- RECORDS FOR THIS EXERCISE

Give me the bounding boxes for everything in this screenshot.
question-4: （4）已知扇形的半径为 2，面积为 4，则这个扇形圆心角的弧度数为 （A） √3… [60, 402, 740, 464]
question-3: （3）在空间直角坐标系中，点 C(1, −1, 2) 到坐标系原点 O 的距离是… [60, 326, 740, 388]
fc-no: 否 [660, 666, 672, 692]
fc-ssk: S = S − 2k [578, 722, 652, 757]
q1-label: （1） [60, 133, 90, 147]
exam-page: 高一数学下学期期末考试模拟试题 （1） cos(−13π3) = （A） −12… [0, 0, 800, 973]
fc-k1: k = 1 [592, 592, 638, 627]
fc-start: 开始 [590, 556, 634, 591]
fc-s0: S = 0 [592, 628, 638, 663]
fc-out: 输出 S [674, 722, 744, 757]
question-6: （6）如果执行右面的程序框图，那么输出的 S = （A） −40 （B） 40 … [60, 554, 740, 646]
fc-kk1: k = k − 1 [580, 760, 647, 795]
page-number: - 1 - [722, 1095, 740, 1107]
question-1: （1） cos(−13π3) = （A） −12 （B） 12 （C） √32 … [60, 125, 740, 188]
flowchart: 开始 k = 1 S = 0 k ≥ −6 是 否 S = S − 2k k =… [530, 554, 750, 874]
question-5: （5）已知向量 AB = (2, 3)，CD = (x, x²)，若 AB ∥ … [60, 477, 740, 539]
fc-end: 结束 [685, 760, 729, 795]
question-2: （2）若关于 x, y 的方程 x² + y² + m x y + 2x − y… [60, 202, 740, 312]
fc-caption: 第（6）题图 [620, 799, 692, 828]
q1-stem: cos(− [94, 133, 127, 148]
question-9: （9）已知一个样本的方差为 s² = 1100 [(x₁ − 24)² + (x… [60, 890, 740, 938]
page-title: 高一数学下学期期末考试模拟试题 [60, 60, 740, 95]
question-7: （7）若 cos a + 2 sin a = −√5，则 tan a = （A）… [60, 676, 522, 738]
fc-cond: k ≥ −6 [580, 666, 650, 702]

- PROBLEM STATEMENT
Copy every row above verbatim, character for character.

- TASK SOLUTION
Give me the bounding boxes for everything in this screenshot.
question-4: （4）已知扇形的半径为 2，面积为 4，则这个扇形圆心角的弧度数为 （A） √3… [60, 402, 740, 464]
question-3: （3）在空间直角坐标系中，点 C(1, −1, 2) 到坐标系原点 O 的距离是… [60, 326, 740, 388]
fc-no: 否 [660, 666, 672, 692]
fc-ssk: S = S − 2k [578, 722, 652, 757]
q1-label: （1） [60, 133, 90, 147]
exam-page: 高一数学下学期期末考试模拟试题 （1） cos(−13π3) = （A） −12… [0, 0, 800, 973]
fc-k1: k = 1 [592, 592, 638, 627]
fc-start: 开始 [590, 556, 634, 591]
fc-s0: S = 0 [592, 628, 638, 663]
fc-out: 输出 S [674, 722, 744, 757]
question-6: （6）如果执行右面的程序框图，那么输出的 S = （A） −40 （B） 40 … [60, 554, 740, 646]
fc-kk1: k = k − 1 [580, 760, 647, 795]
page-number: - 1 - [722, 1095, 740, 1107]
question-1: （1） cos(−13π3) = （A） −12 （B） 12 （C） √32 … [60, 125, 740, 188]
flowchart: 开始 k = 1 S = 0 k ≥ −6 是 否 S = S − 2k k =… [530, 554, 750, 874]
question-5: （5）已知向量 AB = (2, 3)，CD = (x, x²)，若 AB ∥ … [60, 477, 740, 539]
fc-end: 结束 [685, 760, 729, 795]
question-2: （2）若关于 x, y 的方程 x² + y² + m x y + 2x − y… [60, 202, 740, 312]
fc-caption: 第（6）题图 [620, 799, 692, 828]
q1-stem: cos(− [94, 133, 127, 148]
question-9: （9）已知一个样本的方差为 s² = 1100 [(x₁ − 24)² + (x… [60, 890, 740, 938]
page-title: 高一数学下学期期末考试模拟试题 [60, 60, 740, 95]
question-7: （7）若 cos a + 2 sin a = −√5，则 tan a = （A）… [60, 676, 522, 738]
fc-cond: k ≥ −6 [580, 666, 650, 702]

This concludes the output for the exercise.